[Items listed in a dataset]
Start

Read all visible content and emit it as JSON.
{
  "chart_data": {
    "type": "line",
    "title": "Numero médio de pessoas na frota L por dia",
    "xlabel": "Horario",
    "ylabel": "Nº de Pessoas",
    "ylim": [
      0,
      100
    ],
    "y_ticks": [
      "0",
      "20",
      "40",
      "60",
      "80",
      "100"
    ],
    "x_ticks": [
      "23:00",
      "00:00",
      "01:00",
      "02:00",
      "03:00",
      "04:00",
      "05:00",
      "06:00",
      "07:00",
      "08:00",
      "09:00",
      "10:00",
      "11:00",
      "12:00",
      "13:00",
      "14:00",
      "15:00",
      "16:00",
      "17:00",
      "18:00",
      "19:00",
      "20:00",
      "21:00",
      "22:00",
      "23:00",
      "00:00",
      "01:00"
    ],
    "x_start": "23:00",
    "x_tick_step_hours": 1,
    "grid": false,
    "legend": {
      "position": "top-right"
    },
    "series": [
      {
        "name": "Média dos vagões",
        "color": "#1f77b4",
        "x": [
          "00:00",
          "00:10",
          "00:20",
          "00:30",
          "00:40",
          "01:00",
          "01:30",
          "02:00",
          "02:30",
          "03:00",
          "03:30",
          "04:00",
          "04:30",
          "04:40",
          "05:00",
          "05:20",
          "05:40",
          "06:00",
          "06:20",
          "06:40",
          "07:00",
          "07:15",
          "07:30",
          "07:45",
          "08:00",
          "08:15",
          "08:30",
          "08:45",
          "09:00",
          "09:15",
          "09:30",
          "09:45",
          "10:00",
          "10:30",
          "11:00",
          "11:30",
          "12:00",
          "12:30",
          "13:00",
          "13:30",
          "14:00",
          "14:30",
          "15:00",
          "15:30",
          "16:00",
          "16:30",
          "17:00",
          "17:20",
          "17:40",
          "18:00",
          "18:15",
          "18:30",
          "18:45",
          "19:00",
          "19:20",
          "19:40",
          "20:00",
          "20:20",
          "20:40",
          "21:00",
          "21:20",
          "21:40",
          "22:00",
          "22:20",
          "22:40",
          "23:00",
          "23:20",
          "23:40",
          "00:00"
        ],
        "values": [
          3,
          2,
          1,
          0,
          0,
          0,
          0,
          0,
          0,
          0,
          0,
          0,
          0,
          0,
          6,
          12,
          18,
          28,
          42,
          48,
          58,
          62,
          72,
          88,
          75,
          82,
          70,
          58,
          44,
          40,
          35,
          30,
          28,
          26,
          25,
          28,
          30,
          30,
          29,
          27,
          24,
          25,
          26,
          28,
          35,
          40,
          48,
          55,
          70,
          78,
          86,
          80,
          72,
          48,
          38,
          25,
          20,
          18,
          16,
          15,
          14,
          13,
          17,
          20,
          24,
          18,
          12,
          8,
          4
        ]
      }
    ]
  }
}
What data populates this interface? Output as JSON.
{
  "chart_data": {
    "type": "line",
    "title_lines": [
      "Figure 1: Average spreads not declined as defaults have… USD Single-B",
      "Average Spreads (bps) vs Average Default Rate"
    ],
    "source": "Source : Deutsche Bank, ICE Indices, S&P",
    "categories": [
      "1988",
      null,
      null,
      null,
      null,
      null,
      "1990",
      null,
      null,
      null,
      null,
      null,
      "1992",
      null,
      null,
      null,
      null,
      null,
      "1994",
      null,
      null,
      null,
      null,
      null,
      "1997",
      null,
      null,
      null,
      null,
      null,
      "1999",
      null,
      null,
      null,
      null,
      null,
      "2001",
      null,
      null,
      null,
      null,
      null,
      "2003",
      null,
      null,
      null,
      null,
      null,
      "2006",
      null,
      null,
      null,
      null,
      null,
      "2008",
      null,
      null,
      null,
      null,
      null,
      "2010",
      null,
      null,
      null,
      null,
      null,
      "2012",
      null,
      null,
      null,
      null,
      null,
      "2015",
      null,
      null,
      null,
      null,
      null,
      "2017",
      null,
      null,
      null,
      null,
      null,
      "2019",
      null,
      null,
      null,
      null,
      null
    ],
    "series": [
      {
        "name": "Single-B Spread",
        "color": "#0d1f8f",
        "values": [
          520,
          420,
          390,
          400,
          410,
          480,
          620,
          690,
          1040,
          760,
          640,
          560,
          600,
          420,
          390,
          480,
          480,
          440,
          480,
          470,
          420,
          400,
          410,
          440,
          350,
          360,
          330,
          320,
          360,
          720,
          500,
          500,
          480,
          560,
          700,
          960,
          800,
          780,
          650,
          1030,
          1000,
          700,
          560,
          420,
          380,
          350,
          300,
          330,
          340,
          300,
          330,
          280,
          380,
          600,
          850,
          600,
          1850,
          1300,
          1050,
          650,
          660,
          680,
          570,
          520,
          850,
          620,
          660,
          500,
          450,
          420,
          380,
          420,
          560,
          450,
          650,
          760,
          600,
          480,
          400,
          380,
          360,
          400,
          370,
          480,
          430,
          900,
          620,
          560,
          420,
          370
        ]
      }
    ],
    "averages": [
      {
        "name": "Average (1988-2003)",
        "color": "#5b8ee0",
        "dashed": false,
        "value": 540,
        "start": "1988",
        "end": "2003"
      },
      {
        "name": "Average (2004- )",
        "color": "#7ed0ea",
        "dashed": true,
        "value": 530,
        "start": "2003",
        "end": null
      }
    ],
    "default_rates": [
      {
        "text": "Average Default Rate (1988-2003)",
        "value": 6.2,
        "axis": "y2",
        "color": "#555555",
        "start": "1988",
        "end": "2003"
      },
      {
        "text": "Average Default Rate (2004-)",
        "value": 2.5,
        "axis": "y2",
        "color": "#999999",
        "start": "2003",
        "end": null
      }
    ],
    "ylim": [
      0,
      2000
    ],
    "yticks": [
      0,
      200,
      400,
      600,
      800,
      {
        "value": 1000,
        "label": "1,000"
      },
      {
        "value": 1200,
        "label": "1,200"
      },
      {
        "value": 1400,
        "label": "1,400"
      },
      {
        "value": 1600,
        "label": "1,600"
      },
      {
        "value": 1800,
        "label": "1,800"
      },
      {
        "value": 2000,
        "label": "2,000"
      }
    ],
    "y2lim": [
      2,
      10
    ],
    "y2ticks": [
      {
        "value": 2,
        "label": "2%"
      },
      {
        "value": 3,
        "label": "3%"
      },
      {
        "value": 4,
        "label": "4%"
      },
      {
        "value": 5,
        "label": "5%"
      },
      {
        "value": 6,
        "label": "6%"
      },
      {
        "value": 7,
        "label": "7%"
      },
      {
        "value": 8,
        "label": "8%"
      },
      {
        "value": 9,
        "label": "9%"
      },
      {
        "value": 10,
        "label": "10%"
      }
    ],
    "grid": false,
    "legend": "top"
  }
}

End

## THE REQUEST
Produce an exact copy of all the records.

## CORRECT RESULT
Read all visible content and emit it as JSON.
{
  "chart_data": {
    "type": "line",
    "title": "Numero médio de pessoas na frota L por dia",
    "xlabel": "Horario",
    "ylabel": "Nº de Pessoas",
    "ylim": [
      0,
      100
    ],
    "y_ticks": [
      "0",
      "20",
      "40",
      "60",
      "80",
      "100"
    ],
    "x_ticks": [
      "23:00",
      "00:00",
      "01:00",
      "02:00",
      "03:00",
      "04:00",
      "05:00",
      "06:00",
      "07:00",
      "08:00",
      "09:00",
      "10:00",
      "11:00",
      "12:00",
      "13:00",
      "14:00",
      "15:00",
      "16:00",
      "17:00",
      "18:00",
      "19:00",
      "20:00",
      "21:00",
      "22:00",
      "23:00",
      "00:00",
      "01:00"
    ],
    "x_start": "23:00",
    "x_tick_step_hours": 1,
    "grid": false,
    "legend": {
      "position": "top-right"
    },
    "series": [
      {
        "name": "Média dos vagões",
        "color": "#1f77b4",
        "x": [
          "00:00",
          "00:10",
          "00:20",
          "00:30",
          "00:40",
          "01:00",
          "01:30",
          "02:00",
          "02:30",
          "03:00",
          "03:30",
          "04:00",
          "04:30",
          "04:40",
          "05:00",
          "05:20",
          "05:40",
          "06:00",
          "06:20",
          "06:40",
          "07:00",
          "07:15",
          "07:30",
          "07:45",
          "08:00",
          "08:15",
          "08:30",
          "08:45",
          "09:00",
          "09:15",
          "09:30",
          "09:45",
          "10:00",
          "10:30",
          "11:00",
          "11:30",
          "12:00",
          "12:30",
          "13:00",
          "13:30",
          "14:00",
          "14:30",
          "15:00",
          "15:30",
          "16:00",
          "16:30",
          "17:00",
          "17:20",
          "17:40",
          "18:00",
          "18:15",
          "18:30",
          "18:45",
          "19:00",
          "19:20",
          "19:40",
          "20:00",
          "20:20",
          "20:40",
          "21:00",
          "21:20",
          "21:40",
          "22:00",
          "22:20",
          "22:40",
          "23:00",
          "23:20",
          "23:40",
          "00:00"
        ],
        "values": [
          3,
          2,
          1,
          0,
          0,
          0,
          0,
          0,
          0,
          0,
          0,
          0,
          0,
          0,
          6,
          12,
          18,
          28,
          42,
          48,
          58,
          62,
          72,
          88,
          75,
          82,
          70,
          58,
          44,
          40,
          35,
          30,
          28,
          26,
          25,
          28,
          30,
          30,
          29,
          27,
          24,
          25,
          26,
          28,
          35,
          40,
          48,
          55,
          70,
          78,
          86,
          80,
          72,
          48,
          38,
          25,
          20,
          18,
          16,
          15,
          14,
          13,
          17,
          20,
          24,
          18,
          12,
          8,
          4
        ]
      }
    ]
  }
}
What data populates this interface? Output as JSON.
{
  "chart_data": {
    "type": "line",
    "title_lines": [
      "Figure 1: Average spreads not declined as defaults have… USD Single-B",
      "Average Spreads (bps) vs Average Default Rate"
    ],
    "source": "Source : Deutsche Bank, ICE Indices, S&P",
    "categories": [
      "1988",
      null,
      null,
      null,
      null,
      null,
      "1990",
      null,
      null,
      null,
      null,
      null,
      "1992",
      null,
      null,
      null,
      null,
      null,
      "1994",
      null,
      null,
      null,
      null,
      null,
      "1997",
      null,
      null,
      null,
      null,
      null,
      "1999",
      null,
      null,
      null,
      null,
      null,
      "2001",
      null,
      null,
      null,
      null,
      null,
      "2003",
      null,
      null,
      null,
      null,
      null,
      "2006",
      null,
      null,
      null,
      null,
      null,
      "2008",
      null,
      null,
      null,
      null,
      null,
      "2010",
      null,
      null,
      null,
      null,
      null,
      "2012",
      null,
      null,
      null,
      null,
      null,
      "2015",
      null,
      null,
      null,
      null,
      null,
      "2017",
      null,
      null,
      null,
      null,
      null,
      "2019",
      null,
      null,
      null,
      null,
      null
    ],
    "series": [
      {
        "name": "Single-B Spread",
        "color": "#0d1f8f",
        "values": [
          520,
          420,
          390,
          400,
          410,
          480,
          620,
          690,
          1040,
          760,
          640,
          560,
          600,
          420,
          390,
          480,
          480,
          440,
          480,
          470,
          420,
          400,
          410,
          440,
          350,
          360,
          330,
          320,
          360,
          720,
          500,
          500,
          480,
          560,
          700,
          960,
          800,
          780,
          650,
          1030,
          1000,
          700,
          560,
          420,
          380,
          350,
          300,
          330,
          340,
          300,
          330,
          280,
          380,
          600,
          850,
          600,
          1850,
          1300,
          1050,
          650,
          660,
          680,
          570,
          520,
          850,
          620,
          660,
          500,
          450,
          420,
          380,
          420,
          560,
          450,
          650,
          760,
          600,
          480,
          400,
          380,
          360,
          400,
          370,
          480,
          430,
          900,
          620,
          560,
          420,
          370
        ]
      }
    ],
    "averages": [
      {
        "name": "Average (1988-2003)",
        "color": "#5b8ee0",
        "dashed": false,
        "value": 540,
        "start": "1988",
        "end": "2003"
      },
      {
        "name": "Average (2004- )",
        "color": "#7ed0ea",
        "dashed": true,
        "value": 530,
        "start": "2003",
        "end": null
      }
    ],
    "default_rates": [
      {
        "text": "Average Default Rate (1988-2003)",
        "value": 6.2,
        "axis": "y2",
        "color": "#555555",
        "start": "1988",
        "end": "2003"
      },
      {
        "text": "Average Default Rate (2004-)",
        "value": 2.5,
        "axis": "y2",
        "color": "#999999",
        "start": "2003",
        "end": null
      }
    ],
    "ylim": [
      0,
      2000
    ],
    "yticks": [
      0,
      200,
      400,
      600,
      800,
      {
        "value": 1000,
        "label": "1,000"
      },
      {
        "value": 1200,
        "label": "1,200"
      },
      {
        "value": 1400,
        "label": "1,400"
      },
      {
        "value": 1600,
        "label": "1,600"
      },
      {
        "value": 1800,
        "label": "1,800"
      },
      {
        "value": 2000,
        "label": "2,000"
      }
    ],
    "y2lim": [
      2,
      10
    ],
    "y2ticks": [
      {
        "value": 2,
        "label": "2%"
      },
      {
        "value": 3,
        "label": "3%"
      },
      {
        "value": 4,
        "label": "4%"
      },
      {
        "value": 5,
        "label": "5%"
      },
      {
        "value": 6,
        "label": "6%"
      },
      {
        "value": 7,
        "label": "7%"
      },
      {
        "value": 8,
        "label": "8%"
      },
      {
        "value": 9,
        "label": "9%"
      },
      {
        "value": 10,
        "label": "10%"
      }
    ],
    "grid": false,
    "legend": "top"
  }
}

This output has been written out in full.